Work instructions
Extract each record and reproduce it exactly.

★ ★ ★ ★ ★

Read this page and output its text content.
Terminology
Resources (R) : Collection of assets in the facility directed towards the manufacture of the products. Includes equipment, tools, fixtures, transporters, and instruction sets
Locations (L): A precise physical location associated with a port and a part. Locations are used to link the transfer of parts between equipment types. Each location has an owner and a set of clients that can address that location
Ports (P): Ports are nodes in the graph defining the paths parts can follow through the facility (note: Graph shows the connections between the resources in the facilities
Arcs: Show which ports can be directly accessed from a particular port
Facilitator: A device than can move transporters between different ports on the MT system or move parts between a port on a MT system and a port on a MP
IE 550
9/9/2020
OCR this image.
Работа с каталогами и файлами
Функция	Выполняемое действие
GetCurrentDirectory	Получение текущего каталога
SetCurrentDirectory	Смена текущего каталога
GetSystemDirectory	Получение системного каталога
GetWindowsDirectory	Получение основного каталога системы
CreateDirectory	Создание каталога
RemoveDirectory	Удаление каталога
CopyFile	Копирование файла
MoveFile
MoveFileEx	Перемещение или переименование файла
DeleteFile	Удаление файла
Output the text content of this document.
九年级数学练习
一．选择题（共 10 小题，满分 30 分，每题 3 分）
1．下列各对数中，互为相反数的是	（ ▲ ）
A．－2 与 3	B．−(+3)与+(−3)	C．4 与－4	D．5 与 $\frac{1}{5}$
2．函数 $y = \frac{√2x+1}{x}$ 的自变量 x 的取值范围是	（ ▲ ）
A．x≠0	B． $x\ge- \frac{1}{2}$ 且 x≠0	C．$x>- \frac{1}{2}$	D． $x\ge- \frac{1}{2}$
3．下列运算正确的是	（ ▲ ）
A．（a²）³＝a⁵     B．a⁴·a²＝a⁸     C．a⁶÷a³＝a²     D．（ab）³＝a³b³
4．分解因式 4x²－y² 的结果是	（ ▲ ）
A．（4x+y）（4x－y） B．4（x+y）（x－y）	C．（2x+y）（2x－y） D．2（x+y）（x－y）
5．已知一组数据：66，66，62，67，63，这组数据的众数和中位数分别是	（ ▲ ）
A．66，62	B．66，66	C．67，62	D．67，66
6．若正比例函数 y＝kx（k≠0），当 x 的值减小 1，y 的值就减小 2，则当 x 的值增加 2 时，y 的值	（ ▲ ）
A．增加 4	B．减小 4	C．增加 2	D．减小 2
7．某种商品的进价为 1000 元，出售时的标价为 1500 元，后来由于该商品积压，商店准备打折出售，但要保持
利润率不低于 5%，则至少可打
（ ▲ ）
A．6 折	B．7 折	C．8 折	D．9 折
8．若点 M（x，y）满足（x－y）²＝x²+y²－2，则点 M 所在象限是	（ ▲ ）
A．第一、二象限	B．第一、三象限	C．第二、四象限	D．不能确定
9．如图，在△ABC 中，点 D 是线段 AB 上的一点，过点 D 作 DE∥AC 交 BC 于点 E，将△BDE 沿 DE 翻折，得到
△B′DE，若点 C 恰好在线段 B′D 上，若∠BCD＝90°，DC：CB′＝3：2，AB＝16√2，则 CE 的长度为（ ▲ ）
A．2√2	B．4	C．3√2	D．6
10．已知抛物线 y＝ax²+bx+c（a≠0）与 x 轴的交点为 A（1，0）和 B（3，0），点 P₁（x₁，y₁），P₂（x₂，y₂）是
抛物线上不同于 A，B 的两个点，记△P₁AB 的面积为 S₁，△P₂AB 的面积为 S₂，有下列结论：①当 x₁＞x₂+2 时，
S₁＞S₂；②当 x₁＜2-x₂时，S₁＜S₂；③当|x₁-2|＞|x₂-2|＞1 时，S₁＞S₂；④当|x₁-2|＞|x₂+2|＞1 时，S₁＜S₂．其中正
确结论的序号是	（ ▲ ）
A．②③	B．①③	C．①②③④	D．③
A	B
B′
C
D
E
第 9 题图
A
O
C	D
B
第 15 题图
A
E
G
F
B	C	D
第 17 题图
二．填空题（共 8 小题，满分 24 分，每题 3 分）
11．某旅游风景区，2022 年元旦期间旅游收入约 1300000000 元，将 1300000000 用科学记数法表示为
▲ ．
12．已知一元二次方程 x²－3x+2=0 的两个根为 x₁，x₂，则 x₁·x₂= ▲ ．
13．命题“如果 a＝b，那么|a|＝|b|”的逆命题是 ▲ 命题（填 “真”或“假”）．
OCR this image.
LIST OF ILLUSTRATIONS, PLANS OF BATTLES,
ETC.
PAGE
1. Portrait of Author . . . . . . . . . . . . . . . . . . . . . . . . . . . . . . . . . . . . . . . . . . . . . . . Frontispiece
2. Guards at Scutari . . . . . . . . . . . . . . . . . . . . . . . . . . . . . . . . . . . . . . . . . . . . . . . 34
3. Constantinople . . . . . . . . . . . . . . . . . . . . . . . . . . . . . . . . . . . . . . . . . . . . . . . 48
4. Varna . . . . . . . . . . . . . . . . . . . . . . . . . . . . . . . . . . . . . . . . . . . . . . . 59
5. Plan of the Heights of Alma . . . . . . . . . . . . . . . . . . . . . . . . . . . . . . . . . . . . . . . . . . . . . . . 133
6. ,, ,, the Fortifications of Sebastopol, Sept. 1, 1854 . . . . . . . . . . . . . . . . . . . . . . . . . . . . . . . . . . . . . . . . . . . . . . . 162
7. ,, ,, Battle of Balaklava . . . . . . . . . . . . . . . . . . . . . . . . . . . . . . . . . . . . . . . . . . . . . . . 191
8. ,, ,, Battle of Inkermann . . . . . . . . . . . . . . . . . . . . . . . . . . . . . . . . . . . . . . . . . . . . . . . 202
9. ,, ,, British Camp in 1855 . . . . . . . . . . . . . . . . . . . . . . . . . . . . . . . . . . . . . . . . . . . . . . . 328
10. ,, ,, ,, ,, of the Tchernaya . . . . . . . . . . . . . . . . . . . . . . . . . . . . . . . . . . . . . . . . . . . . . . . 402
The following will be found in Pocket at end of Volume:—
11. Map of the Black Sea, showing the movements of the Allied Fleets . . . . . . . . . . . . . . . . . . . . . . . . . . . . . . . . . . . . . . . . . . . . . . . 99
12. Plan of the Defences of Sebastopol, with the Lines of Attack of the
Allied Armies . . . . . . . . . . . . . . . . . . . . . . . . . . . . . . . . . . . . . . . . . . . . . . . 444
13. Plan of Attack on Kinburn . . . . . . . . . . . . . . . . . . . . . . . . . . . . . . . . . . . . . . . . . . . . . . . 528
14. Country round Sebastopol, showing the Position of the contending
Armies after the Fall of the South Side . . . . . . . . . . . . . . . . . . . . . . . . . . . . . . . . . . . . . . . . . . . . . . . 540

★ ★ ★ ★ ★

Complete response
Read this page and output its text content.
Terminology
Resources (R) : Collection of assets in the facility directed towards the manufacture of the products. Includes equipment, tools, fixtures, transporters, and instruction sets
Locations (L): A precise physical location associated with a port and a part. Locations are used to link the transfer of parts between equipment types. Each location has an owner and a set of clients that can address that location
Ports (P): Ports are nodes in the graph defining the paths parts can follow through the facility (note: Graph shows the connections between the resources in the facilities
Arcs: Show which ports can be directly accessed from a particular port
Facilitator: A device than can move transporters between different ports on the MT system or move parts between a port on a MT system and a port on a MP
IE 550
9/9/2020
OCR this image.
Работа с каталогами и файлами
Функция	Выполняемое действие
GetCurrentDirectory	Получение текущего каталога
SetCurrentDirectory	Смена текущего каталога
GetSystemDirectory	Получение системного каталога
GetWindowsDirectory	Получение основного каталога системы
CreateDirectory	Создание каталога
RemoveDirectory	Удаление каталога
CopyFile	Копирование файла
MoveFile
MoveFileEx	Перемещение или переименование файла
DeleteFile	Удаление файла
Output the text content of this document.
九年级数学练习
一．选择题（共 10 小题，满分 30 分，每题 3 分）
1．下列各对数中，互为相反数的是	（ ▲ ）
A．－2 与 3	B．−(+3)与+(−3)	C．4 与－4	D．5 与 $\frac{1}{5}$
2．函数 $y = \frac{√2x+1}{x}$ 的自变量 x 的取值范围是	（ ▲ ）
A．x≠0	B． $x\ge- \frac{1}{2}$ 且 x≠0	C．$x>- \frac{1}{2}$	D． $x\ge- \frac{1}{2}$
3．下列运算正确的是	（ ▲ ）
A．（a²）³＝a⁵     B．a⁴·a²＝a⁸     C．a⁶÷a³＝a²     D．（ab）³＝a³b³
4．分解因式 4x²－y² 的结果是	（ ▲ ）
A．（4x+y）（4x－y） B．4（x+y）（x－y）	C．（2x+y）（2x－y） D．2（x+y）（x－y）
5．已知一组数据：66，66，62，67，63，这组数据的众数和中位数分别是	（ ▲ ）
A．66，62	B．66，66	C．67，62	D．67，66
6．若正比例函数 y＝kx（k≠0），当 x 的值减小 1，y 的值就减小 2，则当 x 的值增加 2 时，y 的值	（ ▲ ）
A．增加 4	B．减小 4	C．增加 2	D．减小 2
7．某种商品的进价为 1000 元，出售时的标价为 1500 元，后来由于该商品积压，商店准备打折出售，但要保持
利润率不低于 5%，则至少可打
（ ▲ ）
A．6 折	B．7 折	C．8 折	D．9 折
8．若点 M（x，y）满足（x－y）²＝x²+y²－2，则点 M 所在象限是	（ ▲ ）
A．第一、二象限	B．第一、三象限	C．第二、四象限	D．不能确定
9．如图，在△ABC 中，点 D 是线段 AB 上的一点，过点 D 作 DE∥AC 交 BC 于点 E，将△BDE 沿 DE 翻折，得到
△B′DE，若点 C 恰好在线段 B′D 上，若∠BCD＝90°，DC：CB′＝3：2，AB＝16√2，则 CE 的长度为（ ▲ ）
A．2√2	B．4	C．3√2	D．6
10．已知抛物线 y＝ax²+bx+c（a≠0）与 x 轴的交点为 A（1，0）和 B（3，0），点 P₁（x₁，y₁），P₂（x₂，y₂）是
抛物线上不同于 A，B 的两个点，记△P₁AB 的面积为 S₁，△P₂AB 的面积为 S₂，有下列结论：①当 x₁＞x₂+2 时，
S₁＞S₂；②当 x₁＜2-x₂时，S₁＜S₂；③当|x₁-2|＞|x₂-2|＞1 时，S₁＞S₂；④当|x₁-2|＞|x₂+2|＞1 时，S₁＜S₂．其中正
确结论的序号是	（ ▲ ）
A．②③	B．①③	C．①②③④	D．③
A	B
B′
C
D
E
第 9 题图
A
O
C	D
B
第 15 题图
A
E
G
F
B	C	D
第 17 题图
二．填空题（共 8 小题，满分 24 分，每题 3 分）
11．某旅游风景区，2022 年元旦期间旅游收入约 1300000000 元，将 1300000000 用科学记数法表示为
▲ ．
12．已知一元二次方程 x²－3x+2=0 的两个根为 x₁，x₂，则 x₁·x₂= ▲ ．
13．命题“如果 a＝b，那么|a|＝|b|”的逆命题是 ▲ 命题（填 “真”或“假”）．
OCR this image.
LIST OF ILLUSTRATIONS, PLANS OF BATTLES,
ETC.
PAGE
1. Portrait of Author . . . . . . . . . . . . . . . . . . . . . . . . . . . . . . . . . . . . . . . . . . . . . . . Frontispiece
2. Guards at Scutari . . . . . . . . . . . . . . . . . . . . . . . . . . . . . . . . . . . . . . . . . . . . . . . 34
3. Constantinople . . . . . . . . . . . . . . . . . . . . . . . . . . . . . . . . . . . . . . . . . . . . . . . 48
4. Varna . . . . . . . . . . . . . . . . . . . . . . . . . . . . . . . . . . . . . . . . . . . . . . . 59
5. Plan of the Heights of Alma . . . . . . . . . . . . . . . . . . . . . . . . . . . . . . . . . . . . . . . . . . . . . . . 133
6. ,, ,, the Fortifications of Sebastopol, Sept. 1, 1854 . . . . . . . . . . . . . . . . . . . . . . . . . . . . . . . . . . . . . . . . . . . . . . . 162
7. ,, ,, Battle of Balaklava . . . . . . . . . . . . . . . . . . . . . . . . . . . . . . . . . . . . . . . . . . . . . . . 191
8. ,, ,, Battle of Inkermann . . . . . . . . . . . . . . . . . . . . . . . . . . . . . . . . . . . . . . . . . . . . . . . 202
9. ,, ,, British Camp in 1855 . . . . . . . . . . . . . . . . . . . . . . . . . . . . . . . . . . . . . . . . . . . . . . . 328
10. ,, ,, ,, ,, of the Tchernaya . . . . . . . . . . . . . . . . . . . . . . . . . . . . . . . . . . . . . . . . . . . . . . . 402
The following will be found in Pocket at end of Volume:—
11. Map of the Black Sea, showing the movements of the Allied Fleets . . . . . . . . . . . . . . . . . . . . . . . . . . . . . . . . . . . . . . . . . . . . . . . 99
12. Plan of the Defences of Sebastopol, with the Lines of Attack of the
Allied Armies . . . . . . . . . . . . . . . . . . . . . . . . . . . . . . . . . . . . . . . . . . . . . . . 444
13. Plan of Attack on Kinburn . . . . . . . . . . . . . . . . . . . . . . . . . . . . . . . . . . . . . . . . . . . . . . . 528
14. Country round Sebastopol, showing the Position of the contending
Armies after the Fall of the South Side . . . . . . . . . . . . . . . . . . . . . . . . . . . . . . . . . . . . . . . . . . . . . . . 540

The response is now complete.